Aim of the exercise -
Transcribe all records exactly.

++++ Material provided ++++

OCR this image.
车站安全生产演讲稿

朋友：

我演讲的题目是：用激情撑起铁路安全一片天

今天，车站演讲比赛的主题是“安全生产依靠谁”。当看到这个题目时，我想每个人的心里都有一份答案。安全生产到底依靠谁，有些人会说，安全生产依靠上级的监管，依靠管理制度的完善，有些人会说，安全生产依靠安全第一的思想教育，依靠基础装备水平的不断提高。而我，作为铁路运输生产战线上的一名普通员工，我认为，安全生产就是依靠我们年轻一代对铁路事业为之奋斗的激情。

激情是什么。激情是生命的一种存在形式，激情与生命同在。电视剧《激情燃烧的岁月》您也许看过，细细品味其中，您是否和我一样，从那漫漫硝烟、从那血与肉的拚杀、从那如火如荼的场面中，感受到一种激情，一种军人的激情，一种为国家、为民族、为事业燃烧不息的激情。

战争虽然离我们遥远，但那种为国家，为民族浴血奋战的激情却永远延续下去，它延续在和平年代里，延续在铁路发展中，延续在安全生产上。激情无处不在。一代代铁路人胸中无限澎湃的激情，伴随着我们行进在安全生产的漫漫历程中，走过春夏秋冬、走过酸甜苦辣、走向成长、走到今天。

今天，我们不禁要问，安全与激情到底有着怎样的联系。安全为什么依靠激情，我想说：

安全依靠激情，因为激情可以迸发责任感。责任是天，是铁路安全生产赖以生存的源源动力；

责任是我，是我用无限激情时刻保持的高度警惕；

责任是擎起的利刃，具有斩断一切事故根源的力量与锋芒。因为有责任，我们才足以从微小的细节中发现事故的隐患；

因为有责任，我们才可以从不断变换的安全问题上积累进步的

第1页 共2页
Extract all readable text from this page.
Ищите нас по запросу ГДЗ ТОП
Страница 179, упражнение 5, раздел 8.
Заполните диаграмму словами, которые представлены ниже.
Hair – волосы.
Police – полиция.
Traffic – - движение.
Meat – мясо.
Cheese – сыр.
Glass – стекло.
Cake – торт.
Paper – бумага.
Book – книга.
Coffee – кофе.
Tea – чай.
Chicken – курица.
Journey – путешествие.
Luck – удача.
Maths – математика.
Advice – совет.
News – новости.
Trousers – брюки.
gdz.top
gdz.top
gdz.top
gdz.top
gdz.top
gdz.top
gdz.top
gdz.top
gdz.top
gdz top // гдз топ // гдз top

++++

Full answer -
OCR this image.
车站安全生产演讲稿

朋友：

我演讲的题目是：用激情撑起铁路安全一片天

今天，车站演讲比赛的主题是“安全生产依靠谁”。当看到这个题目时，我想每个人的心里都有一份答案。安全生产到底依靠谁，有些人会说，安全生产依靠上级的监管，依靠管理制度的完善，有些人会说，安全生产依靠安全第一的思想教育，依靠基础装备水平的不断提高。而我，作为铁路运输生产战线上的一名普通员工，我认为，安全生产就是依靠我们年轻一代对铁路事业为之奋斗的激情。

激情是什么。激情是生命的一种存在形式，激情与生命同在。电视剧《激情燃烧的岁月》您也许看过，细细品味其中，您是否和我一样，从那漫漫硝烟、从那血与肉的拚杀、从那如火如荼的场面中，感受到一种激情，一种军人的激情，一种为国家、为民族、为事业燃烧不息的激情。

战争虽然离我们遥远，但那种为国家，为民族浴血奋战的激情却永远延续下去，它延续在和平年代里，延续在铁路发展中，延续在安全生产上。激情无处不在。一代代铁路人胸中无限澎湃的激情，伴随着我们行进在安全生产的漫漫历程中，走过春夏秋冬、走过酸甜苦辣、走向成长、走到今天。

今天，我们不禁要问，安全与激情到底有着怎样的联系。安全为什么依靠激情，我想说：

安全依靠激情，因为激情可以迸发责任感。责任是天，是铁路安全生产赖以生存的源源动力；

责任是我，是我用无限激情时刻保持的高度警惕；

责任是擎起的利刃，具有斩断一切事故根源的力量与锋芒。因为有责任，我们才足以从微小的细节中发现事故的隐患；

因为有责任，我们才可以从不断变换的安全问题上积累进步的

第1页 共2页
Extract all readable text from this page.
Ищите нас по запросу ГДЗ ТОП
Страница 179, упражнение 5, раздел 8.
Заполните диаграмму словами, которые представлены ниже.
Hair – волосы.
Police – полиция.
Traffic – - движение.
Meat – мясо.
Cheese – сыр.
Glass – стекло.
Cake – торт.
Paper – бумага.
Book – книга.
Coffee – кофе.
Tea – чай.
Chicken – курица.
Journey – путешествие.
Luck – удача.
Maths – математика.
Advice – совет.
News – новости.
Trousers – брюки.
gdz.top
gdz.top
gdz.top
gdz.top
gdz.top
gdz.top
gdz.top
gdz.top
gdz.top
gdz top // гдз топ // гдз top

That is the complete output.